* **TO DO**: Repeat the listing that follows, character for character, minus the pictures.

* **RECORDED INFORMATION**:
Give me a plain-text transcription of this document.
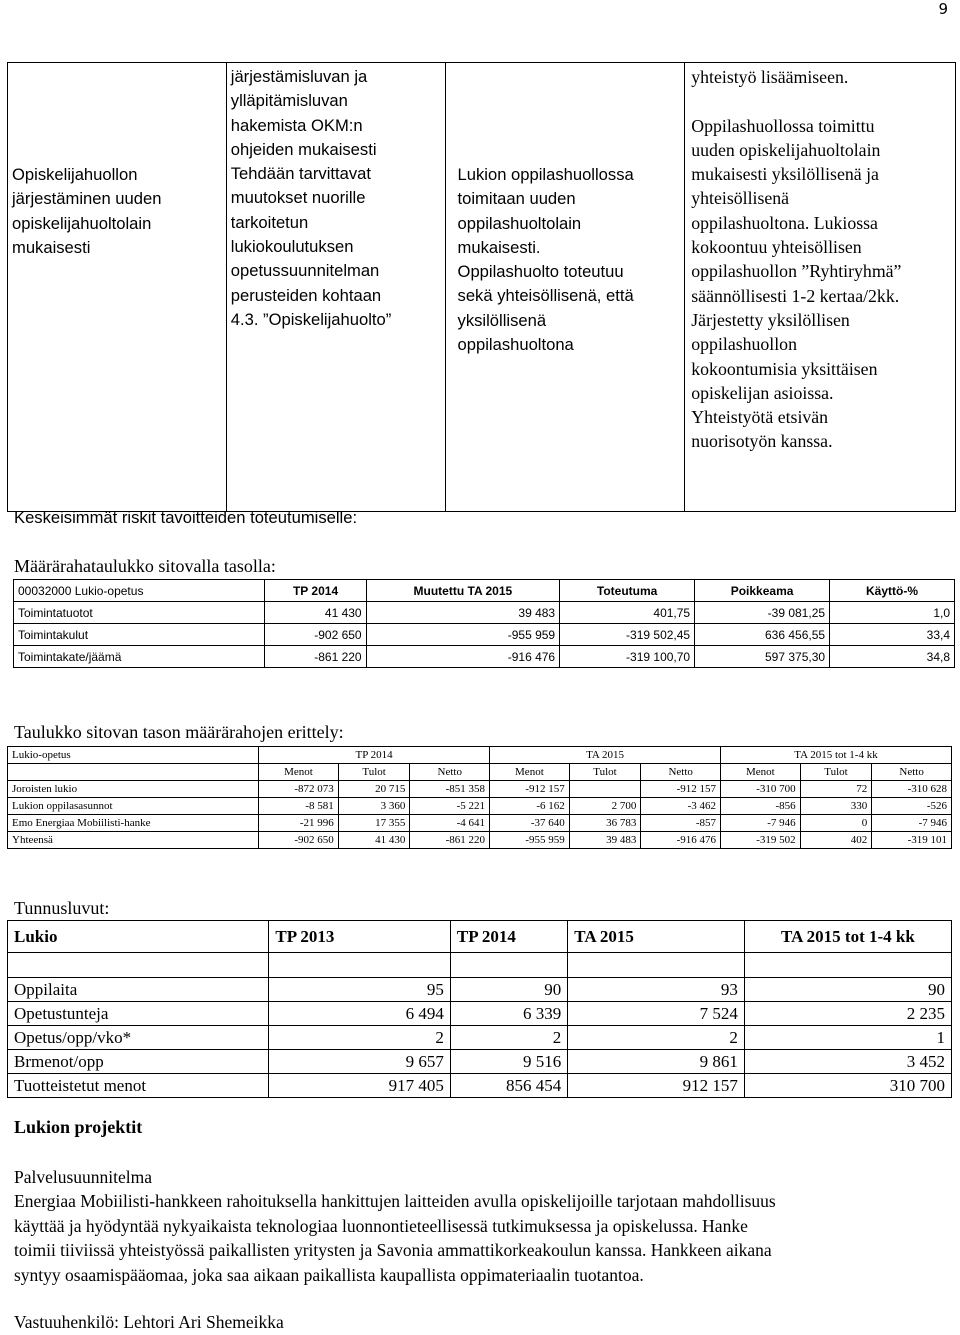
9
Opiskelijahuollon
järjestäminen uuden
opiskelijahuoltolain
mukaisesti

järjestämisluvan ja
ylläpitämisluvan
hakemista OKM:n
ohjeiden mukaisesti
Tehdään tarvittavat
muutokset nuorille
tarkoitetun
lukiokoulutuksen
opetussuunnitelman
perusteiden kohtaan
4.3. ”Opiskelijahuolto”

Lukion oppilashuollossa
toimitaan uuden
oppilashuoltolain
mukaisesti.
Oppilashuolto toteutuu
sekä yhteisöllisenä, että
yksilöllisenä
oppilashuoltona

yhteistyö lisäämiseen.
Oppilashuollossa toimittu
uuden opiskelijahuoltolain
mukaisesti yksilöllisenä ja
yhteisöllisenä
oppilashuoltona. Lukiossa
kokoontuu yhteisöllisen
oppilashuollon ”Ryhtiryhmä”
säännöllisesti 1-2 kertaa/2kk.
Järjestetty yksilöllisen
oppilashuollon
kokoontumisia yksittäisen
opiskelijan asioissa.
Yhteistyötä etsivän
nuorisotyön kanssa.
Keskeisimmät riskit tavoitteiden toteutumiselle:
Määrärahataulukko sitovalla tasolla:
00032000 Lukio-opetus	TP 2014	Muutettu TA 2015	Toteutuma	Poikkeama	Käyttö-%
Toimintatuotot	41 430	39 483	401,75	-39 081,25	1,0
Toimintakulut	-902 650	-955 959	-319 502,45	636 456,55	33,4
Toimintakate/jäämä	-861 220	-916 476	-319 100,70	597 375,30	34,8
Taulukko sitovan tason määrärahojen erittely:
Lukio-opetus	TP 2014			TA 2015			TA 2015 tot 1-4 kk		
	Menot	Tulot	Netto	Menot	Tulot	Netto	Menot	Tulot	Netto
Joroisten lukio	-872 073	20 715	-851 358	-912 157		-912 157	-310 700	72	-310 628
Lukion oppilasasunnot	-8 581	3 360	-5 221	-6 162	2 700	-3 462	-856	330	-526
Emo Energiaa Mobiilisti-hanke	-21 996	17 355	-4 641	-37 640	36 783	-857	-7 946	0	-7 946
Yhteensä	-902 650	41 430	-861 220	-955 959	39 483	-916 476	-319 502	402	-319 101
Tunnusluvut:
Lukio	TP 2013	TP 2014	TA 2015	TA 2015 tot 1-4 kk

Oppilaita	95	90	93	90
Opetustunteja	6 494	6 339	7 524	2 235
Opetus/opp/vko*	2	2	2	1
Brmenot/opp	9 657	9 516	9 861	3 452
Tuotteistetut menot	917 405	856 454	912 157	310 700
Lukion projektit
Palvelusuunnitelma
Energiaa Mobiilisti-hankkeen rahoituksella hankittujen laitteiden avulla opiskelijoille tarjotaan mahdollisuus
käyttää ja hyödyntää nykyaikaista teknologiaa luonnontieteellisessä tutkimuksessa ja opiskelussa. Hanke
toimii tiiviissä yhteistyössä paikallisten yritysten ja Savonia ammattikorkeakoulun kanssa. Hankkeen aikana
syntyy osaamispääomaa, joka saa aikaan paikallista kaupallista oppimateriaalin tuotantoa.
Vastuuhenkilö: Lehtori Ari Shemeikka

* **OUTPUT BELOW**:
Give me a plain-text transcription of this document.
9
Opiskelijahuollon
järjestäminen uuden
opiskelijahuoltolain
mukaisesti

järjestämisluvan ja
ylläpitämisluvan
hakemista OKM:n
ohjeiden mukaisesti
Tehdään tarvittavat
muutokset nuorille
tarkoitetun
lukiokoulutuksen
opetussuunnitelman
perusteiden kohtaan
4.3. ”Opiskelijahuolto”

Lukion oppilashuollossa
toimitaan uuden
oppilashuoltolain
mukaisesti.
Oppilashuolto toteutuu
sekä yhteisöllisenä, että
yksilöllisenä
oppilashuoltona

yhteistyö lisäämiseen.
Oppilashuollossa toimittu
uuden opiskelijahuoltolain
mukaisesti yksilöllisenä ja
yhteisöllisenä
oppilashuoltona. Lukiossa
kokoontuu yhteisöllisen
oppilashuollon ”Ryhtiryhmä”
säännöllisesti 1-2 kertaa/2kk.
Järjestetty yksilöllisen
oppilashuollon
kokoontumisia yksittäisen
opiskelijan asioissa.
Yhteistyötä etsivän
nuorisotyön kanssa.
Keskeisimmät riskit tavoitteiden toteutumiselle:
Määrärahataulukko sitovalla tasolla:
00032000 Lukio-opetus	TP 2014	Muutettu TA 2015	Toteutuma	Poikkeama	Käyttö-%
Toimintatuotot	41 430	39 483	401,75	-39 081,25	1,0
Toimintakulut	-902 650	-955 959	-319 502,45	636 456,55	33,4
Toimintakate/jäämä	-861 220	-916 476	-319 100,70	597 375,30	34,8
Taulukko sitovan tason määrärahojen erittely:
Lukio-opetus	TP 2014			TA 2015			TA 2015 tot 1-4 kk		
	Menot	Tulot	Netto	Menot	Tulot	Netto	Menot	Tulot	Netto
Joroisten lukio	-872 073	20 715	-851 358	-912 157		-912 157	-310 700	72	-310 628
Lukion oppilasasunnot	-8 581	3 360	-5 221	-6 162	2 700	-3 462	-856	330	-526
Emo Energiaa Mobiilisti-hanke	-21 996	17 355	-4 641	-37 640	36 783	-857	-7 946	0	-7 946
Yhteensä	-902 650	41 430	-861 220	-955 959	39 483	-916 476	-319 502	402	-319 101
Tunnusluvut:
Lukio	TP 2013	TP 2014	TA 2015	TA 2015 tot 1-4 kk

Oppilaita	95	90	93	90
Opetustunteja	6 494	6 339	7 524	2 235
Opetus/opp/vko*	2	2	2	1
Brmenot/opp	9 657	9 516	9 861	3 452
Tuotteistetut menot	917 405	856 454	912 157	310 700
Lukion projektit
Palvelusuunnitelma
Energiaa Mobiilisti-hankkeen rahoituksella hankittujen laitteiden avulla opiskelijoille tarjotaan mahdollisuus
käyttää ja hyödyntää nykyaikaista teknologiaa luonnontieteellisessä tutkimuksessa ja opiskelussa. Hanke
toimii tiiviissä yhteistyössä paikallisten yritysten ja Savonia ammattikorkeakoulun kanssa. Hankkeen aikana
syntyy osaamispääomaa, joka saa aikaan paikallista kaupallista oppimateriaalin tuotantoa.
Vastuuhenkilö: Lehtori Ari Shemeikka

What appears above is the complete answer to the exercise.